◆ The request
Find and return each line containing "June".

◆ Supplied data
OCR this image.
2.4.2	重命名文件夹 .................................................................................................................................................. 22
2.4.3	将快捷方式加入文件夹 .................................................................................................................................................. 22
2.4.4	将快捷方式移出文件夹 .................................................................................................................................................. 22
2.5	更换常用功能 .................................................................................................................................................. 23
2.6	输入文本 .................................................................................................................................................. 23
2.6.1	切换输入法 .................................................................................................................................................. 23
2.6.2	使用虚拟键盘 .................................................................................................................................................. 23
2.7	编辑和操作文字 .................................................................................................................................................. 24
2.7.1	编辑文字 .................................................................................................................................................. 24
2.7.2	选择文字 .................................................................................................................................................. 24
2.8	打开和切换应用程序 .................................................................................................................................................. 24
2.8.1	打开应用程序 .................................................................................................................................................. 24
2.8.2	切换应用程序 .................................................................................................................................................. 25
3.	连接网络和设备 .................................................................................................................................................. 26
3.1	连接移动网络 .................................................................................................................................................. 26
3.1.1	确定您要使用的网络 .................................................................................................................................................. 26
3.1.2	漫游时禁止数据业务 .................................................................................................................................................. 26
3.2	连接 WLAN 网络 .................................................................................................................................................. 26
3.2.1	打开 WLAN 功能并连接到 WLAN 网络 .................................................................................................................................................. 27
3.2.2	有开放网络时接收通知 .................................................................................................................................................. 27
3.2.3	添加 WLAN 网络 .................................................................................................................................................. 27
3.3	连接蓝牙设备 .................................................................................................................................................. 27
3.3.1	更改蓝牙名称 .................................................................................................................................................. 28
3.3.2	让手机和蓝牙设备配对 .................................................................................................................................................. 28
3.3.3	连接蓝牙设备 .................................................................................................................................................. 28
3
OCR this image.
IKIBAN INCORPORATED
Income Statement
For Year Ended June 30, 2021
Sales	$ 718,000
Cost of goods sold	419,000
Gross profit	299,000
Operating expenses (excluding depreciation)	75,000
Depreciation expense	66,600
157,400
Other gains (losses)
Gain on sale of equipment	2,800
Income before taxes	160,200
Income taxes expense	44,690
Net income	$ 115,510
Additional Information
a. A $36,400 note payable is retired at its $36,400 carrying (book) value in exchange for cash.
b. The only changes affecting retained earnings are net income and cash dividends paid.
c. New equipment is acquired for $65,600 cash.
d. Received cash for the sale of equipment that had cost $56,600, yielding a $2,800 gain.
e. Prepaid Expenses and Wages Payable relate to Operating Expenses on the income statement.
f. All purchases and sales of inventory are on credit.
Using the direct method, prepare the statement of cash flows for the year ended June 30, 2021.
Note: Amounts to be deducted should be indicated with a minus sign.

◆ Answer to this exercise
For Year Ended June 30, 2021
Using the direct method, prepare the statement of cash flows for the year ended June 30, 2021.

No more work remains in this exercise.